**Exercise goal:** Transcribe the material word for word, but without the images.

begin Supplied information

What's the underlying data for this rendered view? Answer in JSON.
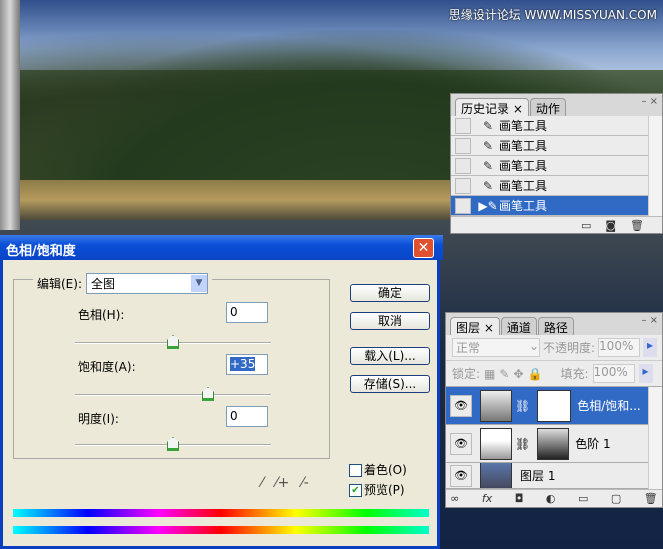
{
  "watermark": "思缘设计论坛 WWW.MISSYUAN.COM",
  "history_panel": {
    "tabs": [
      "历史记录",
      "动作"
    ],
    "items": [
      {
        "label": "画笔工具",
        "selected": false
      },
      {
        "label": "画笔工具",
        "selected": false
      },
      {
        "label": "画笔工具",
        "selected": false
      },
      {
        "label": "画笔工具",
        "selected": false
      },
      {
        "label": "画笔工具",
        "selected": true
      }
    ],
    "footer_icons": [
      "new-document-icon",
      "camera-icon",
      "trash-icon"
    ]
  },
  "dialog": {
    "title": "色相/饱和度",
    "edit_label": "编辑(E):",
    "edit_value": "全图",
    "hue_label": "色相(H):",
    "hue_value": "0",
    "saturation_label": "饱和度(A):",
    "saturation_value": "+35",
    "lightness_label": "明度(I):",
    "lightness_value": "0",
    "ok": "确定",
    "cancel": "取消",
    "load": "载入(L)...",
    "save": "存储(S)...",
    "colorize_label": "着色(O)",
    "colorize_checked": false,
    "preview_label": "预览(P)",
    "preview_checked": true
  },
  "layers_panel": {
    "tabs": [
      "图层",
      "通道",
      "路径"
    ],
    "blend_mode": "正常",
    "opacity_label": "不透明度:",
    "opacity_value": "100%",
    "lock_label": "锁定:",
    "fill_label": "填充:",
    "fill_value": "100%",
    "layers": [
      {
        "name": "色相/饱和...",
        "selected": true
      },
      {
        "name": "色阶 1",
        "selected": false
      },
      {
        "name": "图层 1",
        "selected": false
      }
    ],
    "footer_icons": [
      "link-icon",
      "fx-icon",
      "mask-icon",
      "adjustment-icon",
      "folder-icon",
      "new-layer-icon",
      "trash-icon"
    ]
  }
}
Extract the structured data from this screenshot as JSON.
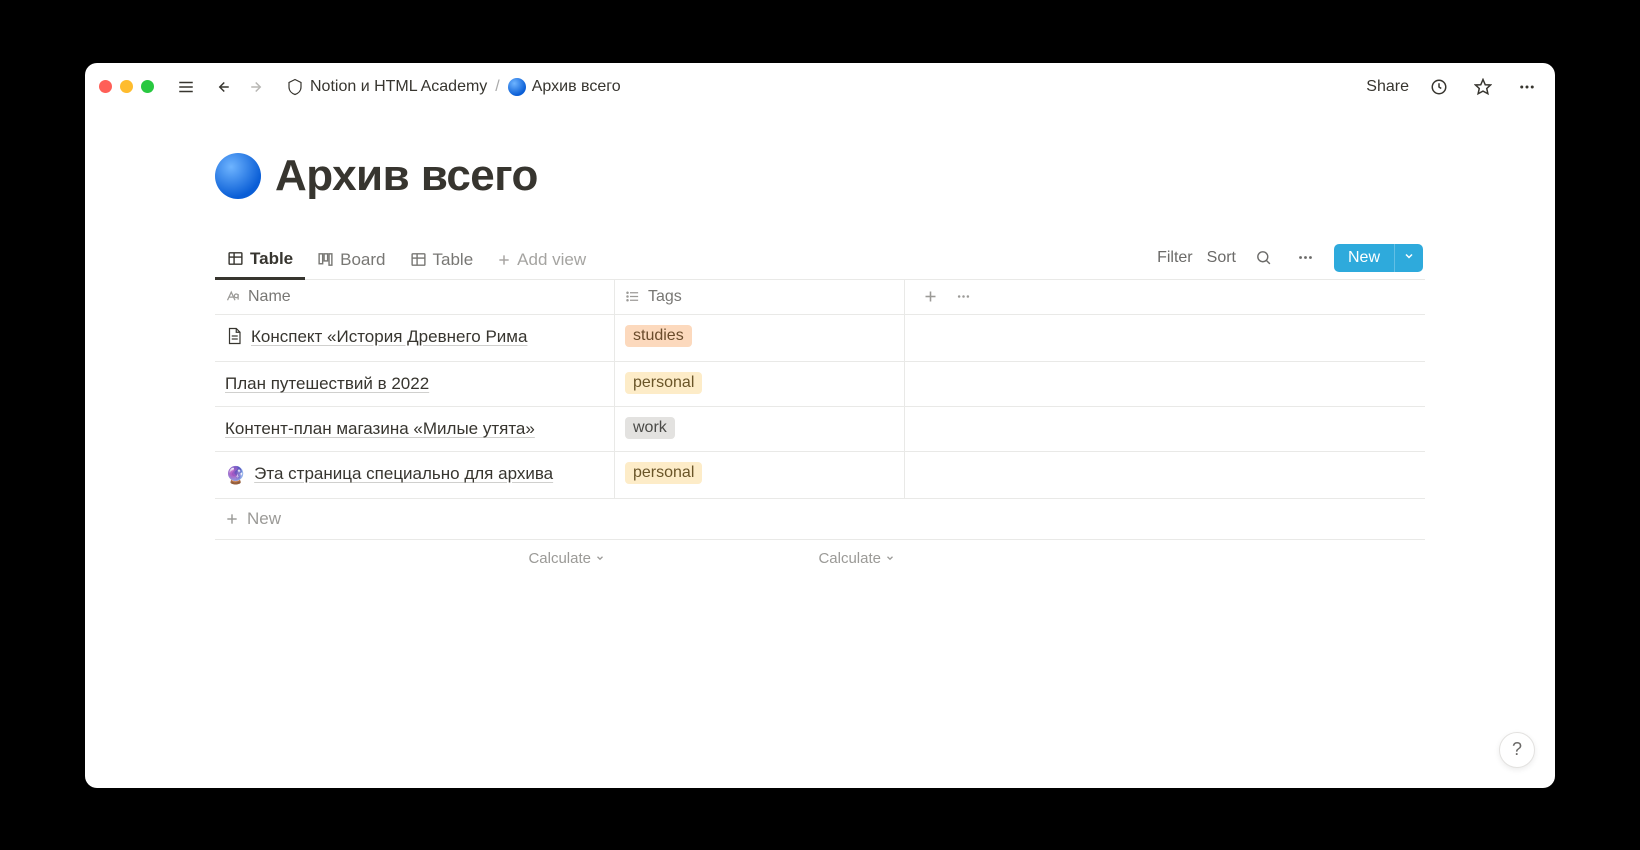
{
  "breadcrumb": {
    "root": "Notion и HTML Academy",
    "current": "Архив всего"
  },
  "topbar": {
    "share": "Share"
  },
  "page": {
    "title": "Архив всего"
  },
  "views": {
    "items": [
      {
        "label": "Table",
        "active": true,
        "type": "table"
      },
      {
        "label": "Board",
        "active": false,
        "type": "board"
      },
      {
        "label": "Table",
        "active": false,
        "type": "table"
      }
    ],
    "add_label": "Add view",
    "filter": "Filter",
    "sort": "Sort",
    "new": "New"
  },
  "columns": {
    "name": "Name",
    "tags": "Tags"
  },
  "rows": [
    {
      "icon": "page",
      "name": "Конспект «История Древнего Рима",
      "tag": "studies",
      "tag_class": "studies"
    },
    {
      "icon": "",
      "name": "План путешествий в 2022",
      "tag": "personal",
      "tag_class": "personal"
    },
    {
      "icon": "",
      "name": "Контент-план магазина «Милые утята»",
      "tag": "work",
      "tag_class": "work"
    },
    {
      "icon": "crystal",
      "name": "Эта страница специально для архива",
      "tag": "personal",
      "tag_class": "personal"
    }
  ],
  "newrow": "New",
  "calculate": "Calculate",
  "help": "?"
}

end Supplied information

**Exercise output:**
What's the underlying data for this rendered view? Answer in JSON.
{
  "watermark": "思缘设计论坛 WWW.MISSYUAN.COM",
  "history_panel": {
    "tabs": [
      "历史记录",
      "动作"
    ],
    "items": [
      {
        "label": "画笔工具",
        "selected": false
      },
      {
        "label": "画笔工具",
        "selected": false
      },
      {
        "label": "画笔工具",
        "selected": false
      },
      {
        "label": "画笔工具",
        "selected": false
      },
      {
        "label": "画笔工具",
        "selected": true
      }
    ],
    "footer_icons": [
      "new-document-icon",
      "camera-icon",
      "trash-icon"
    ]
  },
  "dialog": {
    "title": "色相/饱和度",
    "edit_label": "编辑(E):",
    "edit_value": "全图",
    "hue_label": "色相(H):",
    "hue_value": "0",
    "saturation_label": "饱和度(A):",
    "saturation_value": "+35",
    "lightness_label": "明度(I):",
    "lightness_value": "0",
    "ok": "确定",
    "cancel": "取消",
    "load": "载入(L)...",
    "save": "存储(S)...",
    "colorize_label": "着色(O)",
    "colorize_checked": false,
    "preview_label": "预览(P)",
    "preview_checked": true
  },
  "layers_panel": {
    "tabs": [
      "图层",
      "通道",
      "路径"
    ],
    "blend_mode": "正常",
    "opacity_label": "不透明度:",
    "opacity_value": "100%",
    "lock_label": "锁定:",
    "fill_label": "填充:",
    "fill_value": "100%",
    "layers": [
      {
        "name": "色相/饱和...",
        "selected": true
      },
      {
        "name": "色阶 1",
        "selected": false
      },
      {
        "name": "图层 1",
        "selected": false
      }
    ],
    "footer_icons": [
      "link-icon",
      "fx-icon",
      "mask-icon",
      "adjustment-icon",
      "folder-icon",
      "new-layer-icon",
      "trash-icon"
    ]
  }
}
Extract the structured data from this screenshot as JSON.
{
  "breadcrumb": {
    "root": "Notion и HTML Academy",
    "current": "Архив всего"
  },
  "topbar": {
    "share": "Share"
  },
  "page": {
    "title": "Архив всего"
  },
  "views": {
    "items": [
      {
        "label": "Table",
        "active": true,
        "type": "table"
      },
      {
        "label": "Board",
        "active": false,
        "type": "board"
      },
      {
        "label": "Table",
        "active": false,
        "type": "table"
      }
    ],
    "add_label": "Add view",
    "filter": "Filter",
    "sort": "Sort",
    "new": "New"
  },
  "columns": {
    "name": "Name",
    "tags": "Tags"
  },
  "rows": [
    {
      "icon": "page",
      "name": "Конспект «История Древнего Рима",
      "tag": "studies",
      "tag_class": "studies"
    },
    {
      "icon": "",
      "name": "План путешествий в 2022",
      "tag": "personal",
      "tag_class": "personal"
    },
    {
      "icon": "",
      "name": "Контент-план магазина «Милые утята»",
      "tag": "work",
      "tag_class": "work"
    },
    {
      "icon": "crystal",
      "name": "Эта страница специально для архива",
      "tag": "personal",
      "tag_class": "personal"
    }
  ],
  "newrow": "New",
  "calculate": "Calculate",
  "help": "?"
}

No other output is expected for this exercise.